**What is required:**
In the post about the DC component, reproduce the part that opens with the words containing "# Where is the" and closes with "the input wave?", substituting "input signal" for "input wave".

# Where is the dc component?

So a ac filter doesnt allow the dc component to pass through it, so the dc component would take a altetnative path where as the ac component would easily pass through it. My question is, where is dc component in the input wave?

• It depends on what kind of signal. Every kind of signal can be represented by a sum of sine, cosine and a DC component. – Long Pham Sep 11 '18 at 14:26
• I'm not sure I understand the question, but if the filter blocks DC, then it doesn't "go" anywhere. It simply appears across whatever component inside the filter that's doing the blocking, such as a capacitor. – Dave Tweed Sep 11 '18 at 14:49
• @LongPham, to be more precise, every periodic signal can be decomposed into a sum of sinusoids and a DC component. Finite, non-periodic signals can be approximately understood by pretending that they were snipped from an infinitely long periodic signal. – user197845 Sep 11 '18 at 14:57
• @besmirched: To be even more precise, nonperiodic signals can be represented with sines and cosines if you allow an infinite number of them. The Fourier Transform does not require periodicity. – Dave Tweed Sep 11 '18 at 15:04
• @DaveTweed I dont know anything about fourier series etc... It will probably start next semester... So you are saying the input sine wave can be expressed as a sum of trig terms, and as we approach infinity the graph of the terms become flatter and flatter? ie a dc component? – Manav Shetty Sep 11 '18 at 17:31

## 1 Answer

DC component is the average amplitude over a cycle time period of the signal. So, basically in simple terms you can call the DC component as the bias given to an oscillating signal. For a sinusoidal signal with no bias it would be 0.

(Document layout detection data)
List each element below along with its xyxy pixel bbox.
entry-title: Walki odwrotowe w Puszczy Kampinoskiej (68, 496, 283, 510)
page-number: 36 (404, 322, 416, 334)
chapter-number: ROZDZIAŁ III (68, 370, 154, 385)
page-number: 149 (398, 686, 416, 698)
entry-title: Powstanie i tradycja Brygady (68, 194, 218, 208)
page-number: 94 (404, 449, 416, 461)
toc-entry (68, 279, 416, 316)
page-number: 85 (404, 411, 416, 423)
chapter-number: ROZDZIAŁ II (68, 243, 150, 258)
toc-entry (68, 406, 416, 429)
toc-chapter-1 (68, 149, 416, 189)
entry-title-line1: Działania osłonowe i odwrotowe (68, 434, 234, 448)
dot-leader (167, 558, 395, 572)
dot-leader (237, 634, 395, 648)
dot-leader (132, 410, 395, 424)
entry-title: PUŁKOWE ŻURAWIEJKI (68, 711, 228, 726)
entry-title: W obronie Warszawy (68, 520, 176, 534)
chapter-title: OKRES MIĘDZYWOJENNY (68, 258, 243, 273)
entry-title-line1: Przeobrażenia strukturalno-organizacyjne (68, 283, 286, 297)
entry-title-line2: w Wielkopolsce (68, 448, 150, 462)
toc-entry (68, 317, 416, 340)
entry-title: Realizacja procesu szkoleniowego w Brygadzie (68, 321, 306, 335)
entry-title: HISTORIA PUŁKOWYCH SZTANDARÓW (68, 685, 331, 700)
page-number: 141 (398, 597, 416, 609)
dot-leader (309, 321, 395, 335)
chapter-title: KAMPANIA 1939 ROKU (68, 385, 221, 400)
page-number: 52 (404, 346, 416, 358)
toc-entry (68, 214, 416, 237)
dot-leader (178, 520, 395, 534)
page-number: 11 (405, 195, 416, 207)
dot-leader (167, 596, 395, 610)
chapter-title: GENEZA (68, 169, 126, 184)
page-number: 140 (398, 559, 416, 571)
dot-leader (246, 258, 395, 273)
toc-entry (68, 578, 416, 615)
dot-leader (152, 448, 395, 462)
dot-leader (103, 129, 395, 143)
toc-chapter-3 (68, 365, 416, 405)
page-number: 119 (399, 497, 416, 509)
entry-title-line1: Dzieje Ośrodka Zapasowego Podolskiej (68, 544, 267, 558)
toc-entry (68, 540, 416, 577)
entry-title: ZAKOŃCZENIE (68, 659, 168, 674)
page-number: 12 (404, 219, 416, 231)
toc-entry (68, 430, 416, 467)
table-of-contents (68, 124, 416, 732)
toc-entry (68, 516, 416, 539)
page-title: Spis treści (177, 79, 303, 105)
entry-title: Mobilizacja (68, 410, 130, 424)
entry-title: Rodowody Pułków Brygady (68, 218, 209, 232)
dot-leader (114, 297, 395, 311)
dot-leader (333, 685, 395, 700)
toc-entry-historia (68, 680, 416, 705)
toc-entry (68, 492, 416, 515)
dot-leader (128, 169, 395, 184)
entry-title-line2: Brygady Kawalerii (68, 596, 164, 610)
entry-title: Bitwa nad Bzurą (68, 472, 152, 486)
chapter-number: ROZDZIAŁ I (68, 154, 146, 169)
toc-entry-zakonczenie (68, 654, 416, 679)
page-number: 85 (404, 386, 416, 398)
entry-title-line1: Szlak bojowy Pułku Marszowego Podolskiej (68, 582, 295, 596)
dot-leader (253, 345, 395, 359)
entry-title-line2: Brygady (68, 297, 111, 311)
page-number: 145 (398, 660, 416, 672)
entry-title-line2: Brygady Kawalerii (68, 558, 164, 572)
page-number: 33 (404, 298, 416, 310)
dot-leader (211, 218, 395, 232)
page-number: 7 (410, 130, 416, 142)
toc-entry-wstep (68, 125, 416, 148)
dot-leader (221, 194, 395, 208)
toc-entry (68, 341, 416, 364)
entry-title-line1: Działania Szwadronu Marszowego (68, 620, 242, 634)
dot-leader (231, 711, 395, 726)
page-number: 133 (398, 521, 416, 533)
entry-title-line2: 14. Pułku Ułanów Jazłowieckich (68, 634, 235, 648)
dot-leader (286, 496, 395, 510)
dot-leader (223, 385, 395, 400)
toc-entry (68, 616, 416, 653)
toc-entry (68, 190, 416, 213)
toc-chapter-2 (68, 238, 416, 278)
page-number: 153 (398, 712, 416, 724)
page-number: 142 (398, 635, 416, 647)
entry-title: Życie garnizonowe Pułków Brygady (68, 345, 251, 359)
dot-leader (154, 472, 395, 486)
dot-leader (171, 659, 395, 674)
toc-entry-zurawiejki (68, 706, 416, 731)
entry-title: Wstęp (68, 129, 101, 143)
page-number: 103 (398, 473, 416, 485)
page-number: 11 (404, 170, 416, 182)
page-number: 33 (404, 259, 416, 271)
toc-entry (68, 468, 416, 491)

**Reply:**
# Where is the dc component?

So a ac filter doesnt allow the dc component to pass through it, so the dc component would take a altetnative path where as the ac component would easily pass through it. My question is, where is dc component in the input signal?